-- Written task --
Repeat the records in full and exactly, omitting pictures.

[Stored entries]
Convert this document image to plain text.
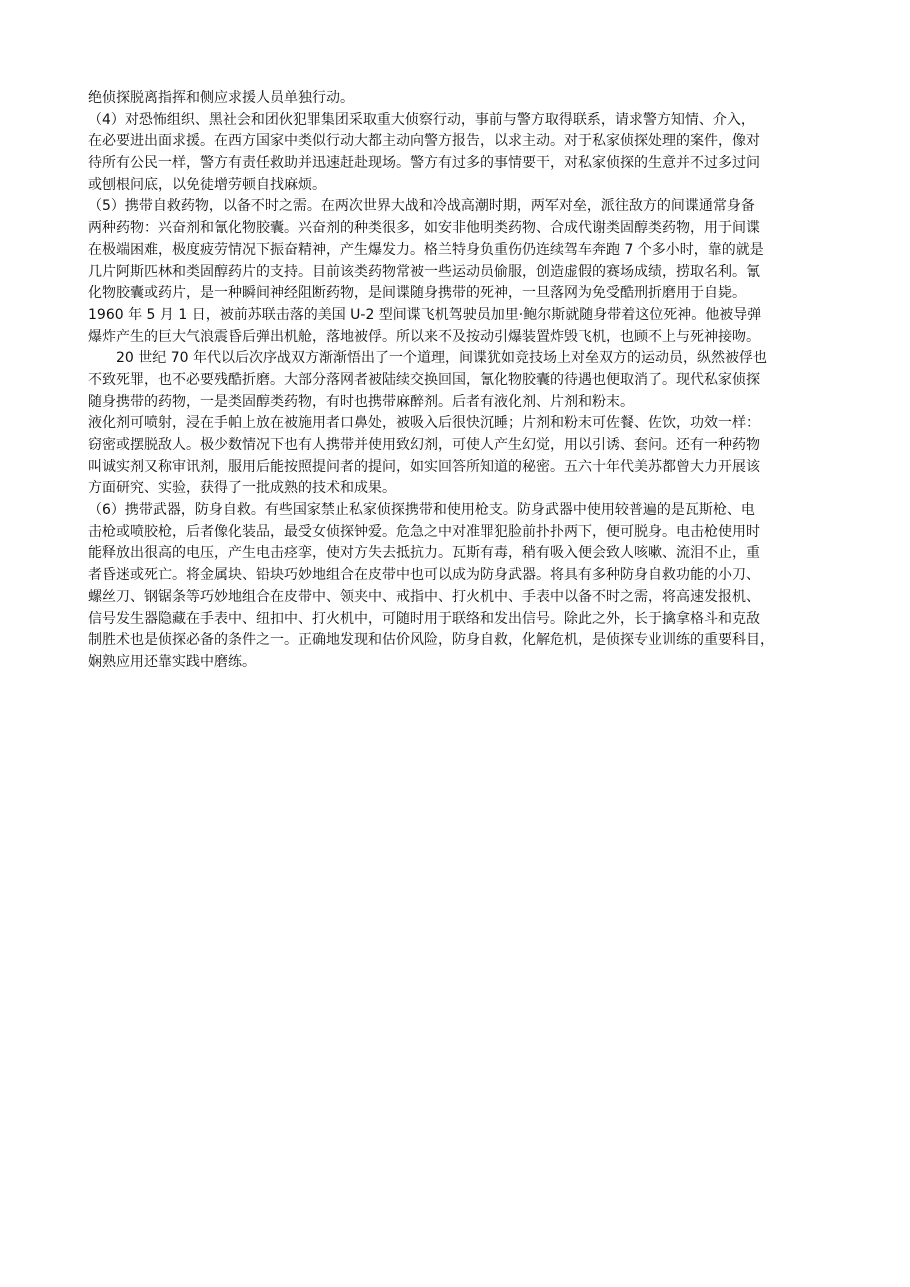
绝侦探脱离指挥和侧应求援人员单独行动。
（4）对恐怖组织、黑社会和团伙犯罪集团采取重大侦察行动，事前与警方取得联系，请求警方知情、介入，
在必要进出面求援。在西方国家中类似行动大都主动向警方报告，以求主动。对于私家侦探处理的案件，像对
待所有公民一样，警方有责任救助并迅速赶赴现场。警方有过多的事情要干，对私家侦探的生意并不过多过问
或刨根问底，以免徒增劳顿自找麻烦。
（5）携带自救药物，以备不时之需。在两次世界大战和冷战高潮时期，两军对垒，派往敌方的间谍通常身备
两种药物：兴奋剂和氰化物胶囊。兴奋剂的种类很多，如安非他明类药物、合成代谢类固醇类药物，用于间谍
在极端困难，极度疲劳情况下振奋精神，产生爆发力。格兰特身负重伤仍连续驾车奔跑 7 个多小时，靠的就是
几片阿斯匹林和类固醇药片的支持。目前该类药物常被一些运动员偷服，创造虚假的赛场成绩，捞取名利。氰
化物胶囊或药片，是一种瞬间神经阻断药物，是间谍随身携带的死神，一旦落网为免受酷刑折磨用于自毙。
1960 年 5 月 1 日，被前苏联击落的美国 U-2 型间谍飞机驾驶员加里·鲍尔斯就随身带着这位死神。他被导弹
爆炸产生的巨大气浪震昏后弹出机舱，落地被俘。所以来不及按动引爆装置炸毁飞机，也顾不上与死神接吻。
　　20 世纪 70 年代以后次序战双方渐渐悟出了一个道理，间谍犹如竞技场上对垒双方的运动员，纵然被俘也
不致死罪，也不必要残酷折磨。大部分落网者被陆续交换回国，氰化物胶囊的待遇也便取消了。现代私家侦探
随身携带的药物，一是类固醇类药物，有时也携带麻醉剂。后者有液化剂、片剂和粉末。
液化剂可喷射，浸在手帕上放在被施用者口鼻处，被吸入后很快沉睡；片剂和粉末可佐餐、佐饮，功效一样：
窃密或摆脱敌人。极少数情况下也有人携带并使用致幻剂，可使人产生幻觉，用以引诱、套问。还有一种药物
叫诚实剂又称审讯剂，服用后能按照提问者的提问，如实回答所知道的秘密。五六十年代美苏都曾大力开展该
方面研究、实验，获得了一批成熟的技术和成果。
（6）携带武器，防身自救。有些国家禁止私家侦探携带和使用枪支。防身武器中使用较普遍的是瓦斯枪、电
击枪或喷胶枪，后者像化装品，最受女侦探钟爱。危急之中对准罪犯脸前扑扑两下，便可脱身。电击枪使用时
能释放出很高的电压，产生电击痉挛，使对方失去抵抗力。瓦斯有毒，稍有吸入便会致人咳嗽、流泪不止，重
者昏迷或死亡。将金属块、铅块巧妙地组合在皮带中也可以成为防身武器。将具有多种防身自救功能的小刀、
螺丝刀、钢锯条等巧妙地组合在皮带中、领夹中、戒指中、打火机中、手表中以备不时之需，将高速发报机、
信号发生器隐藏在手表中、纽扣中、打火机中，可随时用于联络和发出信号。除此之外，长于擒拿格斗和克敌
制胜术也是侦探必备的条件之一。正确地发现和估价风险，防身自救，化解危机，是侦探专业训练的重要科目，
娴熟应用还靠实践中磨练。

-- Written answer --
Convert this document image to plain text.
绝侦探脱离指挥和侧应求援人员单独行动。
（4）对恐怖组织、黑社会和团伙犯罪集团采取重大侦察行动，事前与警方取得联系，请求警方知情、介入，
在必要进出面求援。在西方国家中类似行动大都主动向警方报告，以求主动。对于私家侦探处理的案件，像对
待所有公民一样，警方有责任救助并迅速赶赴现场。警方有过多的事情要干，对私家侦探的生意并不过多过问
或刨根问底，以免徒增劳顿自找麻烦。
（5）携带自救药物，以备不时之需。在两次世界大战和冷战高潮时期，两军对垒，派往敌方的间谍通常身备
两种药物：兴奋剂和氰化物胶囊。兴奋剂的种类很多，如安非他明类药物、合成代谢类固醇类药物，用于间谍
在极端困难，极度疲劳情况下振奋精神，产生爆发力。格兰特身负重伤仍连续驾车奔跑 7 个多小时，靠的就是
几片阿斯匹林和类固醇药片的支持。目前该类药物常被一些运动员偷服，创造虚假的赛场成绩，捞取名利。氰
化物胶囊或药片，是一种瞬间神经阻断药物，是间谍随身携带的死神，一旦落网为免受酷刑折磨用于自毙。
1960 年 5 月 1 日，被前苏联击落的美国 U-2 型间谍飞机驾驶员加里·鲍尔斯就随身带着这位死神。他被导弹
爆炸产生的巨大气浪震昏后弹出机舱，落地被俘。所以来不及按动引爆装置炸毁飞机，也顾不上与死神接吻。
　　20 世纪 70 年代以后次序战双方渐渐悟出了一个道理，间谍犹如竞技场上对垒双方的运动员，纵然被俘也
不致死罪，也不必要残酷折磨。大部分落网者被陆续交换回国，氰化物胶囊的待遇也便取消了。现代私家侦探
随身携带的药物，一是类固醇类药物，有时也携带麻醉剂。后者有液化剂、片剂和粉末。
液化剂可喷射，浸在手帕上放在被施用者口鼻处，被吸入后很快沉睡；片剂和粉末可佐餐、佐饮，功效一样：
窃密或摆脱敌人。极少数情况下也有人携带并使用致幻剂，可使人产生幻觉，用以引诱、套问。还有一种药物
叫诚实剂又称审讯剂，服用后能按照提问者的提问，如实回答所知道的秘密。五六十年代美苏都曾大力开展该
方面研究、实验，获得了一批成熟的技术和成果。
（6）携带武器，防身自救。有些国家禁止私家侦探携带和使用枪支。防身武器中使用较普遍的是瓦斯枪、电
击枪或喷胶枪，后者像化装品，最受女侦探钟爱。危急之中对准罪犯脸前扑扑两下，便可脱身。电击枪使用时
能释放出很高的电压，产生电击痉挛，使对方失去抵抗力。瓦斯有毒，稍有吸入便会致人咳嗽、流泪不止，重
者昏迷或死亡。将金属块、铅块巧妙地组合在皮带中也可以成为防身武器。将具有多种防身自救功能的小刀、
螺丝刀、钢锯条等巧妙地组合在皮带中、领夹中、戒指中、打火机中、手表中以备不时之需，将高速发报机、
信号发生器隐藏在手表中、纽扣中、打火机中，可随时用于联络和发出信号。除此之外，长于擒拿格斗和克敌
制胜术也是侦探必备的条件之一。正确地发现和估价风险，防身自救，化解危机，是侦探专业训练的重要科目，
娴熟应用还靠实践中磨练。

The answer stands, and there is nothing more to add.